Your task> Output every entry exactly as written.

Raw records:
_____

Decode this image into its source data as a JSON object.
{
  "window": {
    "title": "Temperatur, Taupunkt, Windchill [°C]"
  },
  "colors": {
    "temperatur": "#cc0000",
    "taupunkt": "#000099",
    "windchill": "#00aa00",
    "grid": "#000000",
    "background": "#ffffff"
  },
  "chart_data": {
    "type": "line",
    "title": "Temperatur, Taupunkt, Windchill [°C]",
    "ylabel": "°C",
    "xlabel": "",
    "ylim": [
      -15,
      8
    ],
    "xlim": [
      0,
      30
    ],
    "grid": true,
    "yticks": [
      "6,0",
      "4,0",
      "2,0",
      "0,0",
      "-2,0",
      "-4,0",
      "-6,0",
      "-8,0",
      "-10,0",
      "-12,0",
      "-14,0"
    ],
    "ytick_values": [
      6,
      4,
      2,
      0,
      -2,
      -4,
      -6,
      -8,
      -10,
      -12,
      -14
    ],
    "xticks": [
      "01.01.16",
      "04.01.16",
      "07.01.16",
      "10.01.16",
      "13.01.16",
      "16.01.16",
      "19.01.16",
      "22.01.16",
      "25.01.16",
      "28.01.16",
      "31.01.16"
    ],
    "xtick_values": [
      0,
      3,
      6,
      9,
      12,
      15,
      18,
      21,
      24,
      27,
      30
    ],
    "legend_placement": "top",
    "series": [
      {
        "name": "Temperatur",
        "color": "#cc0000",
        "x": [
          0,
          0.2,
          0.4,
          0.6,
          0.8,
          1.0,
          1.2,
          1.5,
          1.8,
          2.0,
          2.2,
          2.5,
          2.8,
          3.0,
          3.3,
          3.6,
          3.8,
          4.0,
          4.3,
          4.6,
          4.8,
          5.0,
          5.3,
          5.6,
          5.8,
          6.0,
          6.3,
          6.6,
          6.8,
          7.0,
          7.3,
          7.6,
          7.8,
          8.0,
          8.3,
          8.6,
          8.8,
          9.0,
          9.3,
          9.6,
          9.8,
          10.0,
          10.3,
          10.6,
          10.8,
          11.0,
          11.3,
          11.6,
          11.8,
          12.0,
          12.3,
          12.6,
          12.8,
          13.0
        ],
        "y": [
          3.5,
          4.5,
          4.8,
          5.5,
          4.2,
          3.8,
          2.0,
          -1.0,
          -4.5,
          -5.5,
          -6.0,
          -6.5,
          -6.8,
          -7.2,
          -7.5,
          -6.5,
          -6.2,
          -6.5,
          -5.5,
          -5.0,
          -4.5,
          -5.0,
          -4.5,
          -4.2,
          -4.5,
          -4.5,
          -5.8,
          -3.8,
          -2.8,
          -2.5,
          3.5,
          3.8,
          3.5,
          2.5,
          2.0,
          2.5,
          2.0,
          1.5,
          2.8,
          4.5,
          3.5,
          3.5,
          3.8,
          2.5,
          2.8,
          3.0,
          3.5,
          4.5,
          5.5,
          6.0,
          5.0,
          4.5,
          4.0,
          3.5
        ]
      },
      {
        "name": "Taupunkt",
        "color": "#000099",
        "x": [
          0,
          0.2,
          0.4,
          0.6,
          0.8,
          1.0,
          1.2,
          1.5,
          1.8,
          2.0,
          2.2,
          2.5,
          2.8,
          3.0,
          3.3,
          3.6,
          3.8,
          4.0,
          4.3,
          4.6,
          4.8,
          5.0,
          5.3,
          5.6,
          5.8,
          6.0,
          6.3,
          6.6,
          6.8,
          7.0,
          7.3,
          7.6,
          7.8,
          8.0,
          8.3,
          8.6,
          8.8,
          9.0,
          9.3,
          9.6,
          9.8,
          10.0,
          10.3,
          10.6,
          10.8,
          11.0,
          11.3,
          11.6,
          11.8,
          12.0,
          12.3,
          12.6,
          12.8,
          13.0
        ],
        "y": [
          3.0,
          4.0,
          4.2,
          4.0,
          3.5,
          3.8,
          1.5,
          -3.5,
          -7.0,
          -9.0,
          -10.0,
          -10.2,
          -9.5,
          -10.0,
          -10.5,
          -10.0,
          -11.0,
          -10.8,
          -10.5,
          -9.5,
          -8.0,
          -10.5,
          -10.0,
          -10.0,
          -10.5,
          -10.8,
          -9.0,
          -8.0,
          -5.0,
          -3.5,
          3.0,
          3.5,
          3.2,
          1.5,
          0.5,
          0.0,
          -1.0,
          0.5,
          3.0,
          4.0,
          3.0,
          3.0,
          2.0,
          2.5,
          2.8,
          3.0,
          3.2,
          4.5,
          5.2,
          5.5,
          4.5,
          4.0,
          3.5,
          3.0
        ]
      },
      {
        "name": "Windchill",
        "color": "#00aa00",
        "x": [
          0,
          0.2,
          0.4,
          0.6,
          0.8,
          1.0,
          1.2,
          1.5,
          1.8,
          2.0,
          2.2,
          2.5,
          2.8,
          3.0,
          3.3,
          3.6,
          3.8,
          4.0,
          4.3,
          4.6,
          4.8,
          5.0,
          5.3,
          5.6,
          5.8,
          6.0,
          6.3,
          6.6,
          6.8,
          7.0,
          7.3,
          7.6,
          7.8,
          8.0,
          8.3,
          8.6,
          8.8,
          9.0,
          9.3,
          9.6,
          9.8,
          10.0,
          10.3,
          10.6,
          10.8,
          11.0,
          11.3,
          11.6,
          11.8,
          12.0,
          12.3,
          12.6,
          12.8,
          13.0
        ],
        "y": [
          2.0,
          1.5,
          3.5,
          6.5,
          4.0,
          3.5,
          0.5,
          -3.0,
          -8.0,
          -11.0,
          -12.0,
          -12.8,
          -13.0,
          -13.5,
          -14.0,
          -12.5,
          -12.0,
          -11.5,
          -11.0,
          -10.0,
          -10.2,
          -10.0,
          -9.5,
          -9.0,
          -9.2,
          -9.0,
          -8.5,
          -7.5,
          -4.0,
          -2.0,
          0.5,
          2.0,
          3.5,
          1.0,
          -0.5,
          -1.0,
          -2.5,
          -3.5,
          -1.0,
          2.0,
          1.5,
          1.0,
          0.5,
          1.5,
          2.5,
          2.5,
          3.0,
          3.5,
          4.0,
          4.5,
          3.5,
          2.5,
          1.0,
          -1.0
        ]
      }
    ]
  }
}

_____

Task answer>
Decode this image into its source data as a JSON object.
{
  "window": {
    "title": "Temperatur, Taupunkt, Windchill [°C]"
  },
  "colors": {
    "temperatur": "#cc0000",
    "taupunkt": "#000099",
    "windchill": "#00aa00",
    "grid": "#000000",
    "background": "#ffffff"
  },
  "chart_data": {
    "type": "line",
    "title": "Temperatur, Taupunkt, Windchill [°C]",
    "ylabel": "°C",
    "xlabel": "",
    "ylim": [
      -15,
      8
    ],
    "xlim": [
      0,
      30
    ],
    "grid": true,
    "yticks": [
      "6,0",
      "4,0",
      "2,0",
      "0,0",
      "-2,0",
      "-4,0",
      "-6,0",
      "-8,0",
      "-10,0",
      "-12,0",
      "-14,0"
    ],
    "ytick_values": [
      6,
      4,
      2,
      0,
      -2,
      -4,
      -6,
      -8,
      -10,
      -12,
      -14
    ],
    "xticks": [
      "01.01.16",
      "04.01.16",
      "07.01.16",
      "10.01.16",
      "13.01.16",
      "16.01.16",
      "19.01.16",
      "22.01.16",
      "25.01.16",
      "28.01.16",
      "31.01.16"
    ],
    "xtick_values": [
      0,
      3,
      6,
      9,
      12,
      15,
      18,
      21,
      24,
      27,
      30
    ],
    "legend_placement": "top",
    "series": [
      {
        "name": "Temperatur",
        "color": "#cc0000",
        "x": [
          0,
          0.2,
          0.4,
          0.6,
          0.8,
          1.0,
          1.2,
          1.5,
          1.8,
          2.0,
          2.2,
          2.5,
          2.8,
          3.0,
          3.3,
          3.6,
          3.8,
          4.0,
          4.3,
          4.6,
          4.8,
          5.0,
          5.3,
          5.6,
          5.8,
          6.0,
          6.3,
          6.6,
          6.8,
          7.0,
          7.3,
          7.6,
          7.8,
          8.0,
          8.3,
          8.6,
          8.8,
          9.0,
          9.3,
          9.6,
          9.8,
          10.0,
          10.3,
          10.6,
          10.8,
          11.0,
          11.3,
          11.6,
          11.8,
          12.0,
          12.3,
          12.6,
          12.8,
          13.0
        ],
        "y": [
          3.5,
          4.5,
          4.8,
          5.5,
          4.2,
          3.8,
          2.0,
          -1.0,
          -4.5,
          -5.5,
          -6.0,
          -6.5,
          -6.8,
          -7.2,
          -7.5,
          -6.5,
          -6.2,
          -6.5,
          -5.5,
          -5.0,
          -4.5,
          -5.0,
          -4.5,
          -4.2,
          -4.5,
          -4.5,
          -5.8,
          -3.8,
          -2.8,
          -2.5,
          3.5,
          3.8,
          3.5,
          2.5,
          2.0,
          2.5,
          2.0,
          1.5,
          2.8,
          4.5,
          3.5,
          3.5,
          3.8,
          2.5,
          2.8,
          3.0,
          3.5,
          4.5,
          5.5,
          6.0,
          5.0,
          4.5,
          4.0,
          3.5
        ]
      },
      {
        "name": "Taupunkt",
        "color": "#000099",
        "x": [
          0,
          0.2,
          0.4,
          0.6,
          0.8,
          1.0,
          1.2,
          1.5,
          1.8,
          2.0,
          2.2,
          2.5,
          2.8,
          3.0,
          3.3,
          3.6,
          3.8,
          4.0,
          4.3,
          4.6,
          4.8,
          5.0,
          5.3,
          5.6,
          5.8,
          6.0,
          6.3,
          6.6,
          6.8,
          7.0,
          7.3,
          7.6,
          7.8,
          8.0,
          8.3,
          8.6,
          8.8,
          9.0,
          9.3,
          9.6,
          9.8,
          10.0,
          10.3,
          10.6,
          10.8,
          11.0,
          11.3,
          11.6,
          11.8,
          12.0,
          12.3,
          12.6,
          12.8,
          13.0
        ],
        "y": [
          3.0,
          4.0,
          4.2,
          4.0,
          3.5,
          3.8,
          1.5,
          -3.5,
          -7.0,
          -9.0,
          -10.0,
          -10.2,
          -9.5,
          -10.0,
          -10.5,
          -10.0,
          -11.0,
          -10.8,
          -10.5,
          -9.5,
          -8.0,
          -10.5,
          -10.0,
          -10.0,
          -10.5,
          -10.8,
          -9.0,
          -8.0,
          -5.0,
          -3.5,
          3.0,
          3.5,
          3.2,
          1.5,
          0.5,
          0.0,
          -1.0,
          0.5,
          3.0,
          4.0,
          3.0,
          3.0,
          2.0,
          2.5,
          2.8,
          3.0,
          3.2,
          4.5,
          5.2,
          5.5,
          4.5,
          4.0,
          3.5,
          3.0
        ]
      },
      {
        "name": "Windchill",
        "color": "#00aa00",
        "x": [
          0,
          0.2,
          0.4,
          0.6,
          0.8,
          1.0,
          1.2,
          1.5,
          1.8,
          2.0,
          2.2,
          2.5,
          2.8,
          3.0,
          3.3,
          3.6,
          3.8,
          4.0,
          4.3,
          4.6,
          4.8,
          5.0,
          5.3,
          5.6,
          5.8,
          6.0,
          6.3,
          6.6,
          6.8,
          7.0,
          7.3,
          7.6,
          7.8,
          8.0,
          8.3,
          8.6,
          8.8,
          9.0,
          9.3,
          9.6,
          9.8,
          10.0,
          10.3,
          10.6,
          10.8,
          11.0,
          11.3,
          11.6,
          11.8,
          12.0,
          12.3,
          12.6,
          12.8,
          13.0
        ],
        "y": [
          2.0,
          1.5,
          3.5,
          6.5,
          4.0,
          3.5,
          0.5,
          -3.0,
          -8.0,
          -11.0,
          -12.0,
          -12.8,
          -13.0,
          -13.5,
          -14.0,
          -12.5,
          -12.0,
          -11.5,
          -11.0,
          -10.0,
          -10.2,
          -10.0,
          -9.5,
          -9.0,
          -9.2,
          -9.0,
          -8.5,
          -7.5,
          -4.0,
          -2.0,
          0.5,
          2.0,
          3.5,
          1.0,
          -0.5,
          -1.0,
          -2.5,
          -3.5,
          -1.0,
          2.0,
          1.5,
          1.0,
          0.5,
          1.5,
          2.5,
          2.5,
          3.0,
          3.5,
          4.0,
          4.5,
          3.5,
          2.5,
          1.0,
          -1.0
        ]
      }
    ]
  }
}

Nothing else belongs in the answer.